──────── Exercise inputs ────────

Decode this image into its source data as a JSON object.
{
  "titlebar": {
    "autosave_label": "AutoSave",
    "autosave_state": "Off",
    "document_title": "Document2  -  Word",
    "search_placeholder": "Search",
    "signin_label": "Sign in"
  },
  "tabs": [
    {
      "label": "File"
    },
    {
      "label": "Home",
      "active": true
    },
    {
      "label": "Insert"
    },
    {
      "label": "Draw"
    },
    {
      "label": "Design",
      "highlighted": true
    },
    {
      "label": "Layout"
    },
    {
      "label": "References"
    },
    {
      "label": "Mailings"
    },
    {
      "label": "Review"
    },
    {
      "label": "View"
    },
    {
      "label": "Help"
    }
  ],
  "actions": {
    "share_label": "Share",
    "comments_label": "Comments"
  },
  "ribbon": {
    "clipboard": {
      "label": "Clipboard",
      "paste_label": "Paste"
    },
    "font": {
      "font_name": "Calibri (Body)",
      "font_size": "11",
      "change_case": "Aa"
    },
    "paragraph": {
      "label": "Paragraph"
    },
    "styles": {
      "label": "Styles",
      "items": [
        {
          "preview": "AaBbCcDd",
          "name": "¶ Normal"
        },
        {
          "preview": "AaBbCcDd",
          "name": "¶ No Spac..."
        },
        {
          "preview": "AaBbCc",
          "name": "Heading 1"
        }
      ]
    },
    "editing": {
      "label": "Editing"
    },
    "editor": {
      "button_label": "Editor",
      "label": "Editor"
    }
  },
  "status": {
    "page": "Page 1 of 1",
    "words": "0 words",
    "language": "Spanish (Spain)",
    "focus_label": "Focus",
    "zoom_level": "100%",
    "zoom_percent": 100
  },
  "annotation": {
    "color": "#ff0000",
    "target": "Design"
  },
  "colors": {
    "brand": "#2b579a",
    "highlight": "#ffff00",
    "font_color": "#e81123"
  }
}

────────

■ **The exercise**:
Reproduce the listing shown above in its entirety, exactly.

■ **Task result**:
Decode this image into its source data as a JSON object.
{
  "titlebar": {
    "autosave_label": "AutoSave",
    "autosave_state": "Off",
    "document_title": "Document2  -  Word",
    "search_placeholder": "Search",
    "signin_label": "Sign in"
  },
  "tabs": [
    {
      "label": "File"
    },
    {
      "label": "Home",
      "active": true
    },
    {
      "label": "Insert"
    },
    {
      "label": "Draw"
    },
    {
      "label": "Design",
      "highlighted": true
    },
    {
      "label": "Layout"
    },
    {
      "label": "References"
    },
    {
      "label": "Mailings"
    },
    {
      "label": "Review"
    },
    {
      "label": "View"
    },
    {
      "label": "Help"
    }
  ],
  "actions": {
    "share_label": "Share",
    "comments_label": "Comments"
  },
  "ribbon": {
    "clipboard": {
      "label": "Clipboard",
      "paste_label": "Paste"
    },
    "font": {
      "font_name": "Calibri (Body)",
      "font_size": "11",
      "change_case": "Aa"
    },
    "paragraph": {
      "label": "Paragraph"
    },
    "styles": {
      "label": "Styles",
      "items": [
        {
          "preview": "AaBbCcDd",
          "name": "¶ Normal"
        },
        {
          "preview": "AaBbCcDd",
          "name": "¶ No Spac..."
        },
        {
          "preview": "AaBbCc",
          "name": "Heading 1"
        }
      ]
    },
    "editing": {
      "label": "Editing"
    },
    "editor": {
      "button_label": "Editor",
      "label": "Editor"
    }
  },
  "status": {
    "page": "Page 1 of 1",
    "words": "0 words",
    "language": "Spanish (Spain)",
    "focus_label": "Focus",
    "zoom_level": "100%",
    "zoom_percent": 100
  },
  "annotation": {
    "color": "#ff0000",
    "target": "Design"
  },
  "colors": {
    "brand": "#2b579a",
    "highlight": "#ffff00",
    "font_color": "#e81123"
  }
}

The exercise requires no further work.